Brief → Wherever a line holds the string "Библиотеки", copy that line.

(Stored entries)
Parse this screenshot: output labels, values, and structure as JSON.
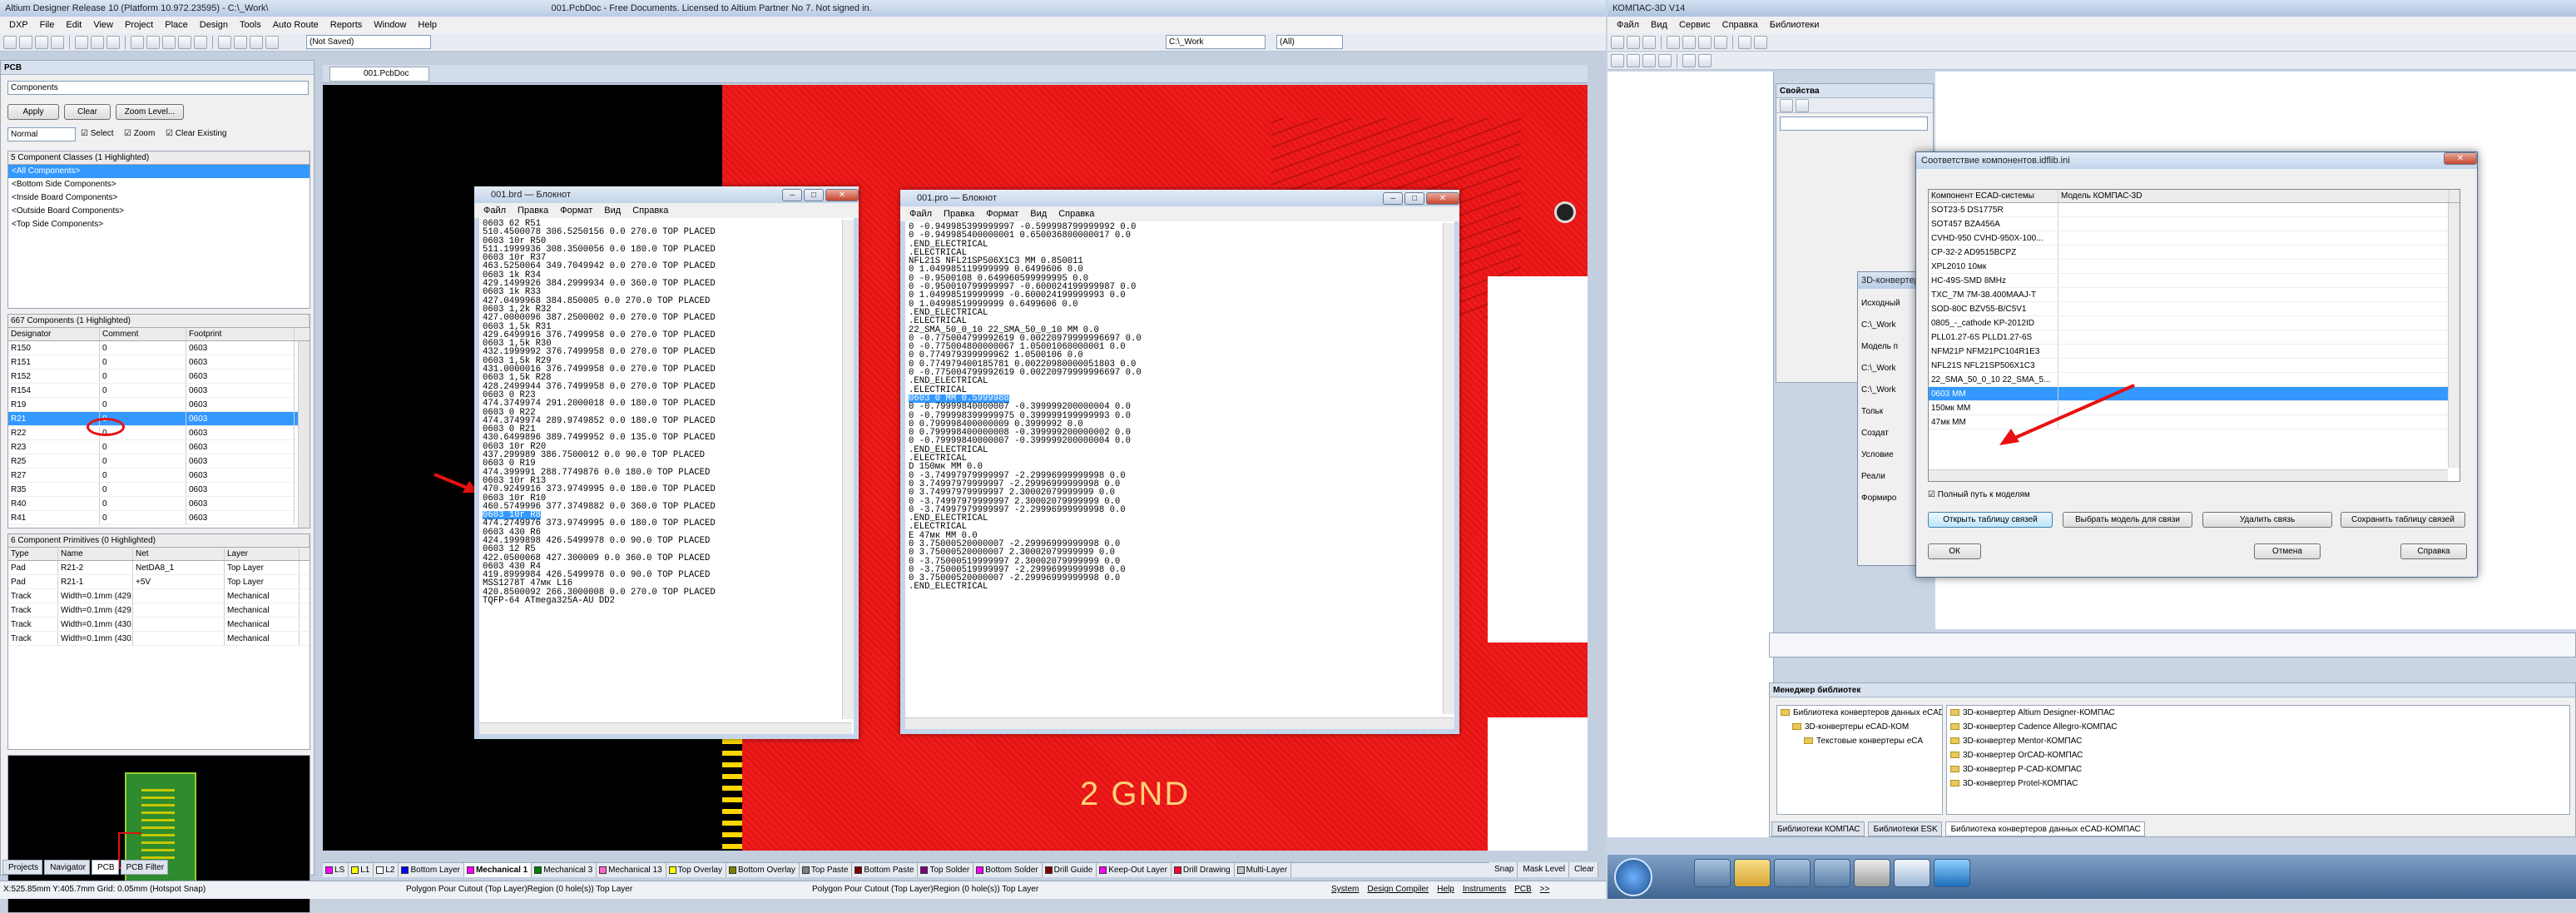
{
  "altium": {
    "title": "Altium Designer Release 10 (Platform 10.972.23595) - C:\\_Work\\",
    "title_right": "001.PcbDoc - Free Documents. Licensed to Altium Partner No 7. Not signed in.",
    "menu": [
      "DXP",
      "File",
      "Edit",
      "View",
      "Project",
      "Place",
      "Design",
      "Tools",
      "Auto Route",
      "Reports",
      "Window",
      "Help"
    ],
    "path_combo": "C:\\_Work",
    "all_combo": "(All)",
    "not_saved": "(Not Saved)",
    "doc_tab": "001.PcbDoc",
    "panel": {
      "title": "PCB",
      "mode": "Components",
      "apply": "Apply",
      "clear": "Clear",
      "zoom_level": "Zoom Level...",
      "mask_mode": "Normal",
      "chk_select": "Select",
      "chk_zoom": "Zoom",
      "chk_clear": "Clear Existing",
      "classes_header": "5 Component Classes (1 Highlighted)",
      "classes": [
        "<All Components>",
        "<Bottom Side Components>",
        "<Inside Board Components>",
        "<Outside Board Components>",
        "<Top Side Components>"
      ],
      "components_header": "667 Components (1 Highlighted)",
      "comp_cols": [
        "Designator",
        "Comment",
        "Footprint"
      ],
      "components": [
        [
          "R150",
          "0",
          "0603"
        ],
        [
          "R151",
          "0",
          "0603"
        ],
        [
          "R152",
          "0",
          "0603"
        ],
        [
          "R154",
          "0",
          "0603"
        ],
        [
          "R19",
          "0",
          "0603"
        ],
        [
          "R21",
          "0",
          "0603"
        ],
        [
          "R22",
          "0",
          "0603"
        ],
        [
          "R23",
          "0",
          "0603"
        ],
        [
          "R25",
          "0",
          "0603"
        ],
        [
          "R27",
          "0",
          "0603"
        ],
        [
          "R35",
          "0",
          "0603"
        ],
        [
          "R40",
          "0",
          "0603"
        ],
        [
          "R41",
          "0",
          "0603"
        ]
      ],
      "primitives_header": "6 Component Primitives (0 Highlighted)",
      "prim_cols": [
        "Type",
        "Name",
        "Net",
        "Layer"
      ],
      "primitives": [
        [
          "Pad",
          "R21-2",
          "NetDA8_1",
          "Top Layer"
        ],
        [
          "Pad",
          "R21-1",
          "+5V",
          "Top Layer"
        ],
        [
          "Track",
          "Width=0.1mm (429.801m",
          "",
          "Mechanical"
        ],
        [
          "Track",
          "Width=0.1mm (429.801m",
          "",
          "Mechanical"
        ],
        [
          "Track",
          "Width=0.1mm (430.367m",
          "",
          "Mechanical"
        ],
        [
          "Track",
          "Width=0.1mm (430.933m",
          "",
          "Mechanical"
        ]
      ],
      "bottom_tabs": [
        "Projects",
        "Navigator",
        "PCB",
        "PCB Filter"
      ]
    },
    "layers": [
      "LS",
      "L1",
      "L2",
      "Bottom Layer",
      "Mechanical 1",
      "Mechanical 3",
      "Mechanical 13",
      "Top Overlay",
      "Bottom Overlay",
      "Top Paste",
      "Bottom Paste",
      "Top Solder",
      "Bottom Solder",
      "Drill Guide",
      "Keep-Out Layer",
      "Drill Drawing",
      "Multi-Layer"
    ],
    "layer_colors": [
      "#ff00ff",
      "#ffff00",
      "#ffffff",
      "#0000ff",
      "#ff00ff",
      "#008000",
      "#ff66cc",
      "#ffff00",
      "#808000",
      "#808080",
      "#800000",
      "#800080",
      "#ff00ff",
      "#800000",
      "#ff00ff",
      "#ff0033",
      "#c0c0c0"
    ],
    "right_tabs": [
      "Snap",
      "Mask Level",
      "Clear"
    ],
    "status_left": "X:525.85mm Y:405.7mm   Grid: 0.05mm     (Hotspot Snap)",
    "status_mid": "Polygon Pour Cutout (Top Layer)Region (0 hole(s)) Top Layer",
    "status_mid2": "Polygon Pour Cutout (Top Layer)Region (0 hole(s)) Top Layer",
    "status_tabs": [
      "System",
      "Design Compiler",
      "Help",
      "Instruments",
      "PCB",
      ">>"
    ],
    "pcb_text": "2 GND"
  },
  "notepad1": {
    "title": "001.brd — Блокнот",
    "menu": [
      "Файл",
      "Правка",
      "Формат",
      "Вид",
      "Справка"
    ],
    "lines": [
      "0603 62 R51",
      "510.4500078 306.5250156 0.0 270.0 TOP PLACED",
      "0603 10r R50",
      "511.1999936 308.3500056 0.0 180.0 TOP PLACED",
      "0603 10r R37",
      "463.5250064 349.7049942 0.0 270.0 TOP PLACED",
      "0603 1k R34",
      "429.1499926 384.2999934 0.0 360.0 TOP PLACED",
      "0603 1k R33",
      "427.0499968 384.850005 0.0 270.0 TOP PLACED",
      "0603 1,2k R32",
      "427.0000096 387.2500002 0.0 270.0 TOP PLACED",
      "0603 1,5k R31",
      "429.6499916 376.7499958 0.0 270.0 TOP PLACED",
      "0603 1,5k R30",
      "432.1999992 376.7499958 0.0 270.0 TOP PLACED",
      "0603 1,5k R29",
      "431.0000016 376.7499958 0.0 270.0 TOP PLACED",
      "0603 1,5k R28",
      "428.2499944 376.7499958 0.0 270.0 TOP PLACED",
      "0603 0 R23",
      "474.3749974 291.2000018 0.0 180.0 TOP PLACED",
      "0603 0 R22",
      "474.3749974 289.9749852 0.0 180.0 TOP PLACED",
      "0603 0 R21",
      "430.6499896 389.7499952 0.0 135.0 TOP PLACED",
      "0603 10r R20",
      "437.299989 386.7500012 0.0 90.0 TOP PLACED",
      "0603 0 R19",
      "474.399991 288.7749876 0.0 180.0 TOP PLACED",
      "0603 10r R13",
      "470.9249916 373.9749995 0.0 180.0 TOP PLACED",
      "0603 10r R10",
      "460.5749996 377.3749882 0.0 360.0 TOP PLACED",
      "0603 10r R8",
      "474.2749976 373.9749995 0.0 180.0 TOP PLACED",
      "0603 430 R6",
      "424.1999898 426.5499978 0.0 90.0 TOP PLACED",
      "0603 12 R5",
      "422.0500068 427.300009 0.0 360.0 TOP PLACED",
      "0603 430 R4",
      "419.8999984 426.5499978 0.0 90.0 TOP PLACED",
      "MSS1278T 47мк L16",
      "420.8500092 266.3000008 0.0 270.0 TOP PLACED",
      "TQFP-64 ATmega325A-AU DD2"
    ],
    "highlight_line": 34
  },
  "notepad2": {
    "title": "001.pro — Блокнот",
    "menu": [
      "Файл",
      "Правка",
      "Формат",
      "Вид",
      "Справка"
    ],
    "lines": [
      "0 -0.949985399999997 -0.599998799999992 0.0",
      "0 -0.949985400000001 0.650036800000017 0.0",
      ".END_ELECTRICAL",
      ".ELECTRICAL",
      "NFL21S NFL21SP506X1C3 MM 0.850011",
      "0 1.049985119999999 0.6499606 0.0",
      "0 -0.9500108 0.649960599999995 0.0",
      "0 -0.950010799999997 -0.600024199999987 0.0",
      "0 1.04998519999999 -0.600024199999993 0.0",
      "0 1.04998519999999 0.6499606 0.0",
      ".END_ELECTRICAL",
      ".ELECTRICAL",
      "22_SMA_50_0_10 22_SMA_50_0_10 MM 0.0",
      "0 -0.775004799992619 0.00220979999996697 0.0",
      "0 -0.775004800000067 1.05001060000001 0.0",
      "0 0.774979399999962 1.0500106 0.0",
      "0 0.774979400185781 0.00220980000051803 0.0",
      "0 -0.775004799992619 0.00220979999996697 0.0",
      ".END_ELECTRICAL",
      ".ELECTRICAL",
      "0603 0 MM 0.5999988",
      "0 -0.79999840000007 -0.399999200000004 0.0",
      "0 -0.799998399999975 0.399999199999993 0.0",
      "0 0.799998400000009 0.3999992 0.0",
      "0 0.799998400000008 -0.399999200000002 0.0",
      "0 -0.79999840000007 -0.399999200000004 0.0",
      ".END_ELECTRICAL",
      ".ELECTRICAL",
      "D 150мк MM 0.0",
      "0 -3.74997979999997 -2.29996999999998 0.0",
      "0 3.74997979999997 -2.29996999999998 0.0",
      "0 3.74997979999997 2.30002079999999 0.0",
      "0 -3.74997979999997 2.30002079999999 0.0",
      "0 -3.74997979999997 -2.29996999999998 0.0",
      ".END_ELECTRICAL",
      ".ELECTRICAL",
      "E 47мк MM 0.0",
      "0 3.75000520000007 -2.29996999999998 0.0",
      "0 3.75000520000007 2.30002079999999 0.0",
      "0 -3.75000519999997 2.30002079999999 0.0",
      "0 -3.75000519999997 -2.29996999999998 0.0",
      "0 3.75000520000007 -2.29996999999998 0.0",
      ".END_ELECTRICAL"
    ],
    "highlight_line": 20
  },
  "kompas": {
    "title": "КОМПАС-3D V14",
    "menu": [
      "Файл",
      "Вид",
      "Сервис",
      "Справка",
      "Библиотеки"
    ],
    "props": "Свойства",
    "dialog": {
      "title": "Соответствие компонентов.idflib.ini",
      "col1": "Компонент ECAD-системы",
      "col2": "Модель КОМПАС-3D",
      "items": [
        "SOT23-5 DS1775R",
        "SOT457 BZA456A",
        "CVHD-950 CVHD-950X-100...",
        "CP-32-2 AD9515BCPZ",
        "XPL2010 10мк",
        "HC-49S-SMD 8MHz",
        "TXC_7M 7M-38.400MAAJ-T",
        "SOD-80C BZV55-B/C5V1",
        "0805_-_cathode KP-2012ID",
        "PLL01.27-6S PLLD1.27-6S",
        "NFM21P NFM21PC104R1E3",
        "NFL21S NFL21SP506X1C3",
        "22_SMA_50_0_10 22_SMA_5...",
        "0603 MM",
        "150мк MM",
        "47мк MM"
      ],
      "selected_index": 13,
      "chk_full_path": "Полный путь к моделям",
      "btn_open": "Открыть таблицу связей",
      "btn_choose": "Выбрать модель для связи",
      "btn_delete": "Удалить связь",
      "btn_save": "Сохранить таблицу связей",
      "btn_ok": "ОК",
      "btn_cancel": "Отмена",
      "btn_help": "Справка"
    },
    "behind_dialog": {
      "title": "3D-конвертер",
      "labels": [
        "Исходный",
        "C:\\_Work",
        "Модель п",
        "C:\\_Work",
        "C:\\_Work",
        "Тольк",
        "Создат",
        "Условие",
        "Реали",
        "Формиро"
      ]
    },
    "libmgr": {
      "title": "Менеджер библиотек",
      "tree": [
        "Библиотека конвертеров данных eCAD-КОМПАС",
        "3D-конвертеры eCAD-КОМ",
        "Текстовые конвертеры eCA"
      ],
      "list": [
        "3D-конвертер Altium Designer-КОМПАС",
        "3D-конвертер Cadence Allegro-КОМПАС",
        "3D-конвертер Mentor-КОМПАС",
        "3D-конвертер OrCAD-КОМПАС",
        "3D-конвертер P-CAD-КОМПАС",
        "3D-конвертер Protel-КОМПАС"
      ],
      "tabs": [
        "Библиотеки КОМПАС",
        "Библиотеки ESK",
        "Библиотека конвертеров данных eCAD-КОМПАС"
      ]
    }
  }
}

Expected answer →
      "Библиотеки"
        "Библиотеки КОМПАС",
        "Библиотеки ESK",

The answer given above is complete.